◆ **Short task**: Show all lines from the data that include the word "learning".

==================================================

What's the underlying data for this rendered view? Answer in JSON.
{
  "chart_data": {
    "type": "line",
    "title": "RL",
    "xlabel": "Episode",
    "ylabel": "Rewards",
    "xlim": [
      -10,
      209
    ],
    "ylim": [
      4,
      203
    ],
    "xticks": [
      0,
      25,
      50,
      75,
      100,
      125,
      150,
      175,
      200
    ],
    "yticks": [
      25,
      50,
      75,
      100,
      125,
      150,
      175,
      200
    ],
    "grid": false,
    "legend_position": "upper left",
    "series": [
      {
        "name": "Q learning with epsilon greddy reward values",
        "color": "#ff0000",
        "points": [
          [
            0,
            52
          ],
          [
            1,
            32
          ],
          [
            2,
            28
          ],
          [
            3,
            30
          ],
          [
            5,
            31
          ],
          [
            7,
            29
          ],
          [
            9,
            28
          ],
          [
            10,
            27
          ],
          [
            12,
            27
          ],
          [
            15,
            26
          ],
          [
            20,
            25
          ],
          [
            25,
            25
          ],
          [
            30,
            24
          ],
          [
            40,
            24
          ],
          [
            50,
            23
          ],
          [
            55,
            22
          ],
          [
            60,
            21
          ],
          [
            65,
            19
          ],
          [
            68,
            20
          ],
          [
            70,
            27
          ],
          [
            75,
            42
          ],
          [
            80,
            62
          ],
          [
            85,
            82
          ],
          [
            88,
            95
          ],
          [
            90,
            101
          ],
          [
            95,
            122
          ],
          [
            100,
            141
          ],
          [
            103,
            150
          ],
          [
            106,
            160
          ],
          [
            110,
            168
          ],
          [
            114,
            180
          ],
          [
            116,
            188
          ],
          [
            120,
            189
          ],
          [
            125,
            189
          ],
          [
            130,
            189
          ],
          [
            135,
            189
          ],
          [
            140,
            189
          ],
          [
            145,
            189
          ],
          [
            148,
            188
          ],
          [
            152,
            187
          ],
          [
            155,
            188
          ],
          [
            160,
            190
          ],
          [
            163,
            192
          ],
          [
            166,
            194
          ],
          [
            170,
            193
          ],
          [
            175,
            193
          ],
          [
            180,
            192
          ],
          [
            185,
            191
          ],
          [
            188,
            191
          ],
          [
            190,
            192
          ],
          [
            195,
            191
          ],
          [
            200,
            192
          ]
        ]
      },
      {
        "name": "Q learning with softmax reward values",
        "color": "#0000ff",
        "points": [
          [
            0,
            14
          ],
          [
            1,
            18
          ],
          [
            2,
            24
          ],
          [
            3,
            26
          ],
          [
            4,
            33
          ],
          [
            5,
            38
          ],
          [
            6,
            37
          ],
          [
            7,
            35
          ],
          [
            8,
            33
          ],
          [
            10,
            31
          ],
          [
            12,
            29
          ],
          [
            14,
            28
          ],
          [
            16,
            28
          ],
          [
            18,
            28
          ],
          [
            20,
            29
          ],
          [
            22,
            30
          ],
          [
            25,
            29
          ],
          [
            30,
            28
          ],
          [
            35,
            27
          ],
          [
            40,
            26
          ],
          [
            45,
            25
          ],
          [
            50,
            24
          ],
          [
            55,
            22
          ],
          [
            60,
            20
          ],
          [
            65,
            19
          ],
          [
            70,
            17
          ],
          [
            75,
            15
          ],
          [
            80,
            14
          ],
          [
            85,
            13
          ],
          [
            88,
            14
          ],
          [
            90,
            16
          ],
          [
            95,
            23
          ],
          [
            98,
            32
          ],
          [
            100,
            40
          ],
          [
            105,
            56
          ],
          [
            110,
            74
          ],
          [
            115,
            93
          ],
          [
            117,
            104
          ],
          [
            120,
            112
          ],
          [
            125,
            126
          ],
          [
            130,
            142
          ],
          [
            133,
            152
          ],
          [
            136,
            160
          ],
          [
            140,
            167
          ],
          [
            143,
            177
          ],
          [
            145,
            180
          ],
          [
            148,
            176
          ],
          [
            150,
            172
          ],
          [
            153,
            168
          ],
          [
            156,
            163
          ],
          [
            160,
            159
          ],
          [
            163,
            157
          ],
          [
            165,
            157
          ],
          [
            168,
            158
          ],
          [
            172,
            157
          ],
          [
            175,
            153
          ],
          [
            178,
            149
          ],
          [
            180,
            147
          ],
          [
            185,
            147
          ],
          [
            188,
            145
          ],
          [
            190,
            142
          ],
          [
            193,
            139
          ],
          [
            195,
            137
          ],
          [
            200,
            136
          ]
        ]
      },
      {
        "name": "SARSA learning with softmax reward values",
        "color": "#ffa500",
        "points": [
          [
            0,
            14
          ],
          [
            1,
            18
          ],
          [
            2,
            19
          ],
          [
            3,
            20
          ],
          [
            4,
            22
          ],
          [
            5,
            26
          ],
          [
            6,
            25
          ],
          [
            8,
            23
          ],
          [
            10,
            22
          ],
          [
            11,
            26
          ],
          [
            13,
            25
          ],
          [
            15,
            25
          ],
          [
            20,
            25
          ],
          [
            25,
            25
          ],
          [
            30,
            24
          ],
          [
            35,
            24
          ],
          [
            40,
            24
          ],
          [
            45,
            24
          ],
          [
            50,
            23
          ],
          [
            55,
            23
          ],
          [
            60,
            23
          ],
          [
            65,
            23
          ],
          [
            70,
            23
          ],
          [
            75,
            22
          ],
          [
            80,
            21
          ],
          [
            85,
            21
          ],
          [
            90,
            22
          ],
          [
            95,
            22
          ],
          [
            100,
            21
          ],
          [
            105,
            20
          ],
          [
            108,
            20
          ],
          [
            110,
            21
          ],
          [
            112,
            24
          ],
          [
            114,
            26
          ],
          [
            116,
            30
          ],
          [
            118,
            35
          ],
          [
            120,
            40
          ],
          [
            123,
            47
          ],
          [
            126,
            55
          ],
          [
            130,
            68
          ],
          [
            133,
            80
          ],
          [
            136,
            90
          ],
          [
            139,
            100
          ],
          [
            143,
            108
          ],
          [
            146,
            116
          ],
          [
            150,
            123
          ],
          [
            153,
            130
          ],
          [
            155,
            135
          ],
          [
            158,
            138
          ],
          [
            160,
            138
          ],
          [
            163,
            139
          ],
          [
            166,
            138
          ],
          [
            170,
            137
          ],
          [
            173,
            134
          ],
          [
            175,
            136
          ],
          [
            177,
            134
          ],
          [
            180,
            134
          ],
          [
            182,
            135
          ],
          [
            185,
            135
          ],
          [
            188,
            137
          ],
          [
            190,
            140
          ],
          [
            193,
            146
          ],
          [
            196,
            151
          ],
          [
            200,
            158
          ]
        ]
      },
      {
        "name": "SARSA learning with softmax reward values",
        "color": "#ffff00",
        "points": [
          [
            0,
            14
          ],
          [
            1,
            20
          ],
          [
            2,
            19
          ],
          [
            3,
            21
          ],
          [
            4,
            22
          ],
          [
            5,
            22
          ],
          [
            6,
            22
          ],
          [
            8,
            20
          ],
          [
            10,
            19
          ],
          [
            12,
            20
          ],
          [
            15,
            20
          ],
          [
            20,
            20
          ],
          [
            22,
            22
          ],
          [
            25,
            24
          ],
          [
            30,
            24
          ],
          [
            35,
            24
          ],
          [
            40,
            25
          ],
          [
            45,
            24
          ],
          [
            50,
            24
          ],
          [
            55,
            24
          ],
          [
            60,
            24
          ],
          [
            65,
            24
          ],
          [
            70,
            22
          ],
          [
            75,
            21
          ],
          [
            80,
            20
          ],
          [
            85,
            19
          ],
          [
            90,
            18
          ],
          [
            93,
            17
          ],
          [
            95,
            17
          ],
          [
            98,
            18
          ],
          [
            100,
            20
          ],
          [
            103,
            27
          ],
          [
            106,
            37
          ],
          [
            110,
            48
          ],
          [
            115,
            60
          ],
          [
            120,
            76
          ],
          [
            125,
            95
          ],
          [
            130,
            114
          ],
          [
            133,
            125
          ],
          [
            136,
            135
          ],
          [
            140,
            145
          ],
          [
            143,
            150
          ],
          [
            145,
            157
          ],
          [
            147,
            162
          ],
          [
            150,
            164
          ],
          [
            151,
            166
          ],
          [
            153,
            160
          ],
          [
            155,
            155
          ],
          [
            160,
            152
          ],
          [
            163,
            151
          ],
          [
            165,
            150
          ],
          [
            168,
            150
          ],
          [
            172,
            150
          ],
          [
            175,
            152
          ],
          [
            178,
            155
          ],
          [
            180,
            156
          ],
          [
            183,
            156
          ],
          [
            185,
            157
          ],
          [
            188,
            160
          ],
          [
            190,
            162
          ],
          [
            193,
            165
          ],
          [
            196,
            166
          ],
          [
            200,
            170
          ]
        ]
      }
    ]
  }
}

==================================================

◆ **Complete answer**:
        "name": "Q learning with epsilon greddy reward values",
        "name": "Q learning with softmax reward values",
        "name": "SARSA learning with softmax reward values",
        "name": "SARSA learning with softmax reward values",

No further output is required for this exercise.